▸ **Consigne**
Répondez aux questions suivantes à l'aide de l'extrait sur la politique au Nouveau-Brunswick :
1. Quel chef a mené les libéraux à la victoire en 1987 ?
2. Depuis combien d'années Richard Hatfield régnait-il à ce moment-là ?
3. Combien de sièges sur 58 le gouvernement McKenna a-t-il obtenus en 1991 ?

▸ **Extrait proposé**
IJL – Réseau.Presse – Le Moniteur Acadien

 

Devant un public plus nombreux que d’ordinaire, le politologue a abordé la question du paysage politique du Nouveau-Brunswick en 2024 tout en visitant des événements historiques qui ont mené à la situation actuelle.

«Sur le plan démographique, l’électorat francophone et catholique du nord a tendance à voter libéral tandis que les électeurs anglophones et protestants du sud ont tendance à voter conservateur», rappelle-t-il en guise d’introduction évidente.

En 1987, les libéraux conduits par Frank McKenna ont chassé les progressistes-conservateurs de Richard Hatfield qui régnait depuis 17 ans. M. Ouellette précise que c’est la seule fois que le vote anglophone fut acquis au Parti libéral. Les conservateurs furent ainsi rayés de la carte pour plusieurs années.

Toutefois, en remportant une victoire historique qui leur attribuait tous les sièges, les députés libéraux ont formé une «chambre introuvable» dénuée de toute opposition. Une telle configuration n’est pas démocratiquement saine et ne peut que produire des effets pervers.

Même si le gouvernement McKenna fut confortablement reconduit aux affaires en 1991, cette fois avec 50 sièges sur 58, le parti CoR anti-francophone a gagné tous les autres et devint l’opposition officielle. Parmi ces députés d’opposition, il y avait un certain Blaine Higgs.

▸ **Données recueillies**
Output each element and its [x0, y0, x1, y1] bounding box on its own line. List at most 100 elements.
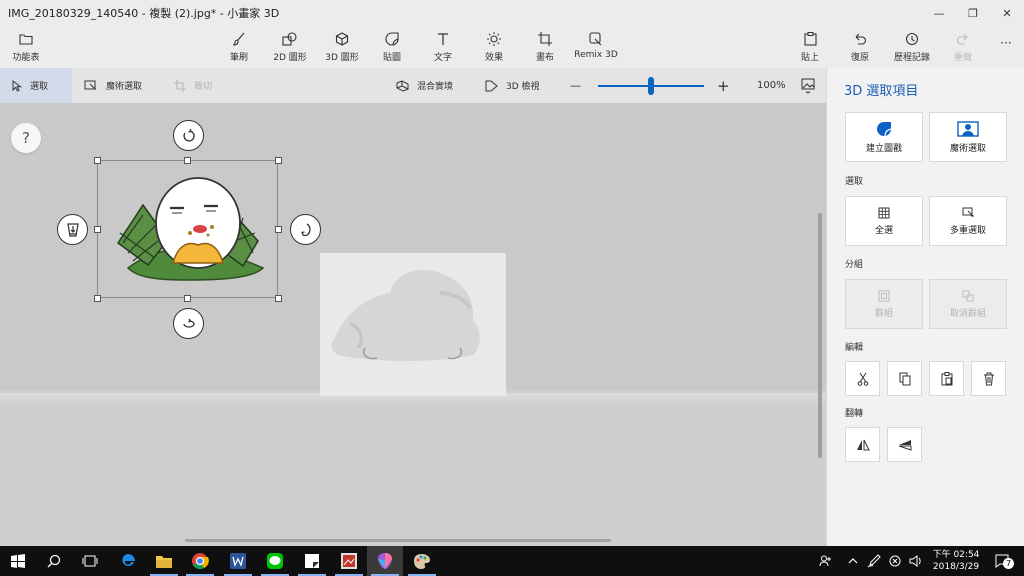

▸ **Réponse rédigée**
1. Frank McKenna a mené les libéraux à la victoire en 1987.
2. Richard Hatfield régnait depuis 17 ans.
3. Le gouvernement McKenna a obtenu 50 sièges sur 58.